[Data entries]
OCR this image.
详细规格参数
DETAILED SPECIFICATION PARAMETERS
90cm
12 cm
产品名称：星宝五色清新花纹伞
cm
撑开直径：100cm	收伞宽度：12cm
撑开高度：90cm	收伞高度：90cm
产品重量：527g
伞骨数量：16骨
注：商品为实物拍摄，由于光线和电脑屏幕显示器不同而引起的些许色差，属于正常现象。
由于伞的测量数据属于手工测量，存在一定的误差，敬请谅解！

[What this task involves]
Reproduce all of the entries word for word.

[Solution to the exercise]
OCR this image.
详细规格参数
DETAILED SPECIFICATION PARAMETERS
90cm
12 cm
产品名称：星宝五色清新花纹伞
cm
撑开直径：100cm	收伞宽度：12cm
撑开高度：90cm	收伞高度：90cm
产品重量：527g
伞骨数量：16骨
注：商品为实物拍摄，由于光线和电脑屏幕显示器不同而引起的些许色差，属于正常现象。
由于伞的测量数据属于手工测量，存在一定的误差，敬请谅解！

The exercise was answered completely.